WORK TASK: Scan the entries below for the word "JSON". Copy each line that has it.

● ● ● ● ● ● ●

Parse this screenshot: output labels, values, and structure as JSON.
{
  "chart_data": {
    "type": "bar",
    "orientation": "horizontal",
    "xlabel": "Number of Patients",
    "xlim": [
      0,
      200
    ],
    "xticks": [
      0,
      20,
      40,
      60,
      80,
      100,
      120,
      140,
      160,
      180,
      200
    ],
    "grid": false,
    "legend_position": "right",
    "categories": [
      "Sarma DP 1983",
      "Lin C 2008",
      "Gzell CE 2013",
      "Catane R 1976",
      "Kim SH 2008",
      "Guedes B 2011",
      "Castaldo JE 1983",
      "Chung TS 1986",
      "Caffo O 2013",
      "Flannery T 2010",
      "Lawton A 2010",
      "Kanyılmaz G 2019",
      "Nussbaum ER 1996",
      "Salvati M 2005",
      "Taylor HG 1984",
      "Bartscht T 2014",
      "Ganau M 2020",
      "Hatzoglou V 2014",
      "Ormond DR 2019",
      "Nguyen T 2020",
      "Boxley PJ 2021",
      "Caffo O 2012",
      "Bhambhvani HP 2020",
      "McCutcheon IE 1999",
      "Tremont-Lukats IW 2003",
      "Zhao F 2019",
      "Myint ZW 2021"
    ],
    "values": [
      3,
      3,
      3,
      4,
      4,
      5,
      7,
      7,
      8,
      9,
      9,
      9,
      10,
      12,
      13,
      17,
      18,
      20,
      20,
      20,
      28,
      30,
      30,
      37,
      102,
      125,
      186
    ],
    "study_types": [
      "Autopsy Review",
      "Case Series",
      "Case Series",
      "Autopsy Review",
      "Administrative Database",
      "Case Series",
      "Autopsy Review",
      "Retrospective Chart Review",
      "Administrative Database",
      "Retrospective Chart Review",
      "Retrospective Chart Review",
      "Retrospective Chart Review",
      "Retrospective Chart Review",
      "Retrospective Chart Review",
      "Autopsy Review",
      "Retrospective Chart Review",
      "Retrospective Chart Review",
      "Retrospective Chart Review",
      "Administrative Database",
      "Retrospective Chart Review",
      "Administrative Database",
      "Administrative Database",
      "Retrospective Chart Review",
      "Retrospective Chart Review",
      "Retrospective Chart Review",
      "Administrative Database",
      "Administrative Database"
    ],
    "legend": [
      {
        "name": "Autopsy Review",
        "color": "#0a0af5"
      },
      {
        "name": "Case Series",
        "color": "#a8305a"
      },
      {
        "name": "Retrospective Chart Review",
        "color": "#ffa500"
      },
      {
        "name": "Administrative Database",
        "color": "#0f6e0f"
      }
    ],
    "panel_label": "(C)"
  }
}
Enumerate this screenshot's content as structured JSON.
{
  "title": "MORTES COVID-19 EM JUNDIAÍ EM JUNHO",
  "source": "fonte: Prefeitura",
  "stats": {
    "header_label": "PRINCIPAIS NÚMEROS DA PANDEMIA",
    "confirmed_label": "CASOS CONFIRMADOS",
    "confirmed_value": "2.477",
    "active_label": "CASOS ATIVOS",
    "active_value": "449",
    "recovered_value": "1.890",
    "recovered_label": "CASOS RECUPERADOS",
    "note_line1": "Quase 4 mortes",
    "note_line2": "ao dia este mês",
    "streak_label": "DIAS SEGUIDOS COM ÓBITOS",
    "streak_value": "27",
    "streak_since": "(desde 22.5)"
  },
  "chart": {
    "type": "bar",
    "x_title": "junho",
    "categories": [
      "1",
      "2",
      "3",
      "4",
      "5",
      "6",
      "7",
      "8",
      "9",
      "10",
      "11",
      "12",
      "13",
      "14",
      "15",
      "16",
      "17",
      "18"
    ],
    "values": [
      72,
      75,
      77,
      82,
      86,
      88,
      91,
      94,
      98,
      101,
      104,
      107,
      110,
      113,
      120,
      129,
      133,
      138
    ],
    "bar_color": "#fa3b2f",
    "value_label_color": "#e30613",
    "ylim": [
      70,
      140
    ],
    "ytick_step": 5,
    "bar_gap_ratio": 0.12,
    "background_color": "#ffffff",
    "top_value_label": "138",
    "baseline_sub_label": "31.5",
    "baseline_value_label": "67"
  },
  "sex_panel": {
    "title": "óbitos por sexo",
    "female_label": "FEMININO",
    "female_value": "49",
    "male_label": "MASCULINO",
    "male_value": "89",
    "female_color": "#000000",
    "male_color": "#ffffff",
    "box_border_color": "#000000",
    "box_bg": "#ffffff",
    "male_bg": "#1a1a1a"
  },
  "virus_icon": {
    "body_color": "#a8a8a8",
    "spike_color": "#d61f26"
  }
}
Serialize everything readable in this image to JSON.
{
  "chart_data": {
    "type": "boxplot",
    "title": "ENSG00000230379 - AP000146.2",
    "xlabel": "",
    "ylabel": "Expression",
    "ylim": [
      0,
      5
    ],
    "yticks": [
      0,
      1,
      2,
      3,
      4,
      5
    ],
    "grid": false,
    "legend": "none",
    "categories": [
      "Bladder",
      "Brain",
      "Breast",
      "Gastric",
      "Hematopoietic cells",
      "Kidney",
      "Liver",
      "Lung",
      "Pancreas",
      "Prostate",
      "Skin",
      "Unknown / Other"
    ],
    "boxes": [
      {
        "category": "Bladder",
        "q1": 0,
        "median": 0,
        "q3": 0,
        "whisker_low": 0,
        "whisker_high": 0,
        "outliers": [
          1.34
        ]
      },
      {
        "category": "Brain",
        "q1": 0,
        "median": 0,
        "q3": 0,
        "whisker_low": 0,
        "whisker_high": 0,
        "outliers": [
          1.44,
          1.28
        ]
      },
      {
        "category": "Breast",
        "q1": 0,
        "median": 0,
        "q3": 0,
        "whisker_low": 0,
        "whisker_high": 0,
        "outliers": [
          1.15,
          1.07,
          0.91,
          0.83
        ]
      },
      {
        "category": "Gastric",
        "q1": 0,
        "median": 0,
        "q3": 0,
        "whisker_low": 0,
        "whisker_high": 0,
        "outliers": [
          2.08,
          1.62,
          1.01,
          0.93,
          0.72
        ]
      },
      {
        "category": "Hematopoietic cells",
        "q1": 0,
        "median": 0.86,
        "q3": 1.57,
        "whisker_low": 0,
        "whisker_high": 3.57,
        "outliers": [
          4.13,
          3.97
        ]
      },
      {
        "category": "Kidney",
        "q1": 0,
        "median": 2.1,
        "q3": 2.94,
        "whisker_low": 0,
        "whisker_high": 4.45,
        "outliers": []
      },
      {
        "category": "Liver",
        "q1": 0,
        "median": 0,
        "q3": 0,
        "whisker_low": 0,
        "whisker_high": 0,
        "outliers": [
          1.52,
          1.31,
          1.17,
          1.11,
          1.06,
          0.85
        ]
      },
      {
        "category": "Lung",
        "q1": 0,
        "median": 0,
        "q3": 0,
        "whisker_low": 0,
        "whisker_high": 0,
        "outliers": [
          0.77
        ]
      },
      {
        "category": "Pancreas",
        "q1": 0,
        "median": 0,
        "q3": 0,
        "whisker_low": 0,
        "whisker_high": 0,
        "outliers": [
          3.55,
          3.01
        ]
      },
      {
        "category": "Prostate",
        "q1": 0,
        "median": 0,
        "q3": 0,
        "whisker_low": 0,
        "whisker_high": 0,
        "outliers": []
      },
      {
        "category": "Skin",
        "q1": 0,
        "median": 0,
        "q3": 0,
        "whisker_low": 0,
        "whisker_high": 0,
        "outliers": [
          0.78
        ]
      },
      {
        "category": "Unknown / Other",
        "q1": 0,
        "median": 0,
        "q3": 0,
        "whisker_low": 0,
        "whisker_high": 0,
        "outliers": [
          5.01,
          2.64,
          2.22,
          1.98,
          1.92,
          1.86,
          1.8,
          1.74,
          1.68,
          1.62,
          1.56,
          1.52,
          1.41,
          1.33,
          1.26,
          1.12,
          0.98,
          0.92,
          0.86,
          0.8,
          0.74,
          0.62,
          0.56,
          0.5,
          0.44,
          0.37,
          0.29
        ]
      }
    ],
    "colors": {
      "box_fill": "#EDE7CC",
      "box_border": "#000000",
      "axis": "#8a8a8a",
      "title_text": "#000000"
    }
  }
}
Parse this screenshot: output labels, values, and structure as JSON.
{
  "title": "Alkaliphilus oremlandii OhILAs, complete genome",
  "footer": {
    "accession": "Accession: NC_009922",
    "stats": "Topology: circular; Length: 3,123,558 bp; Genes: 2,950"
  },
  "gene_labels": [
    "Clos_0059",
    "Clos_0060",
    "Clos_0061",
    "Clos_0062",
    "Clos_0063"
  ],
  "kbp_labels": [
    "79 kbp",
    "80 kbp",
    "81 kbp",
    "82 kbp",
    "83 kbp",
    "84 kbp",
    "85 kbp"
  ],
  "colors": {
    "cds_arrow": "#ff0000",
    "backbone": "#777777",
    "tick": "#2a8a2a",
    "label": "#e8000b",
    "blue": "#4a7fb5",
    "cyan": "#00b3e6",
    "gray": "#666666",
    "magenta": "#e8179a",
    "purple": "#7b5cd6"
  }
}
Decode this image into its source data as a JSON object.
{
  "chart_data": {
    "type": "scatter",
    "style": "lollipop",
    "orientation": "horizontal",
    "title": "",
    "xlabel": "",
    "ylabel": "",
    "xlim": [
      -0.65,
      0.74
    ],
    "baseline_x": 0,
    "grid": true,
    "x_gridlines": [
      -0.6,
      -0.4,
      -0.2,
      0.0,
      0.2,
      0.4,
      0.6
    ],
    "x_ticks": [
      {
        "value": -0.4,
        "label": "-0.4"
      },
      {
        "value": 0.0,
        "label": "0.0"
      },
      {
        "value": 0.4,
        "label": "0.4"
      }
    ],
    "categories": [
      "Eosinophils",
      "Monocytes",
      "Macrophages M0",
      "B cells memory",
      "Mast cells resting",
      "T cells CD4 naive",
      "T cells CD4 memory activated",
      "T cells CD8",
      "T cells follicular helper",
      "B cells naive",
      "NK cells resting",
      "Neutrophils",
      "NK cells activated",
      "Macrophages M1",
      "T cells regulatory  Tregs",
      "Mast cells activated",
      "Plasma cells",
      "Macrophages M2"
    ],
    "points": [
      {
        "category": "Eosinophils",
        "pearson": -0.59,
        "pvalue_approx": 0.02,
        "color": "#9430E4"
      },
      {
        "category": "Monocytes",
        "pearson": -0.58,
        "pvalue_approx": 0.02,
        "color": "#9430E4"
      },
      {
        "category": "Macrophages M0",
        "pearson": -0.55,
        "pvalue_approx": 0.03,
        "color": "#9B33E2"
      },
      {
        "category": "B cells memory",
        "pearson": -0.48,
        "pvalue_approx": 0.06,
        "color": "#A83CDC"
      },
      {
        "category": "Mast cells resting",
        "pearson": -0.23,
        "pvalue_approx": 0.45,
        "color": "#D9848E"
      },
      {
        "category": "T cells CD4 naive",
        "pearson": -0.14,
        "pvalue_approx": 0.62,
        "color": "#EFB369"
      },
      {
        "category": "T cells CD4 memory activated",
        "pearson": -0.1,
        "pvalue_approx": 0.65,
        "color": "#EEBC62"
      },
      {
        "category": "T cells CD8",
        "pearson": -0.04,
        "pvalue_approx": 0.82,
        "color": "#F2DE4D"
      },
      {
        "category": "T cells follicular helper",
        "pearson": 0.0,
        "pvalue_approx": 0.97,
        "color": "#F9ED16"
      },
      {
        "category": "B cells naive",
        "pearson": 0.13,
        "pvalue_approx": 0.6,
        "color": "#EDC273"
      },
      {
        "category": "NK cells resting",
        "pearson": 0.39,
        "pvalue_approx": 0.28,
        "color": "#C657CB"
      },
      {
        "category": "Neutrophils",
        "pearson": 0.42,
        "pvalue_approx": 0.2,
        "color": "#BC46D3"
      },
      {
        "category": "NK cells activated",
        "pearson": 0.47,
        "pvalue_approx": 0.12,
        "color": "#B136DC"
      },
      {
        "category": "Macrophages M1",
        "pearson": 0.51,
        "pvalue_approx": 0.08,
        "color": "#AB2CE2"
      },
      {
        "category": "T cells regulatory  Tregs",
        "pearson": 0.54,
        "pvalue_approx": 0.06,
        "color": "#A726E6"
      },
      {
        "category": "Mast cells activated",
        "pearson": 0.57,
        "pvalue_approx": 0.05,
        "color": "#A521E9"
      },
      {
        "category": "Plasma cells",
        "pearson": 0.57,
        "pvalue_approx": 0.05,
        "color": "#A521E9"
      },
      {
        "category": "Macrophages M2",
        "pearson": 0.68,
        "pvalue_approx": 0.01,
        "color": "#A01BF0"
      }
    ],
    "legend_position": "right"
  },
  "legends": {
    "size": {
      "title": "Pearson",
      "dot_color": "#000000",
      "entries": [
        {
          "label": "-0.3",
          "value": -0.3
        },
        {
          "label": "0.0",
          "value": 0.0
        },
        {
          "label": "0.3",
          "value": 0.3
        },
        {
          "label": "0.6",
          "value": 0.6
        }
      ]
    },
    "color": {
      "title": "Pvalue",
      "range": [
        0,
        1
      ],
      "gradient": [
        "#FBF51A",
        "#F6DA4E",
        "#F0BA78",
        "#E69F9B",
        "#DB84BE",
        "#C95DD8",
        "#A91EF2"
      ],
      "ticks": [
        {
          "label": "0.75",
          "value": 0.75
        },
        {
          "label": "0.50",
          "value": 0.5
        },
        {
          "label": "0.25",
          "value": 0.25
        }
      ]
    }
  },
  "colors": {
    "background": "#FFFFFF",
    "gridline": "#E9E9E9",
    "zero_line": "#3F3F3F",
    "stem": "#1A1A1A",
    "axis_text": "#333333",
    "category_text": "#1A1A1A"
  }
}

● ● ● ● ● ● ●

WRITTEN SOLUTION:
Parse this screenshot: output labels, values, and structure as JSON.
Enumerate this screenshot's content as structured JSON.
Serialize everything readable in this image to JSON.
Parse this screenshot: output labels, values, and structure as JSON.
Decode this image into its source data as a JSON object.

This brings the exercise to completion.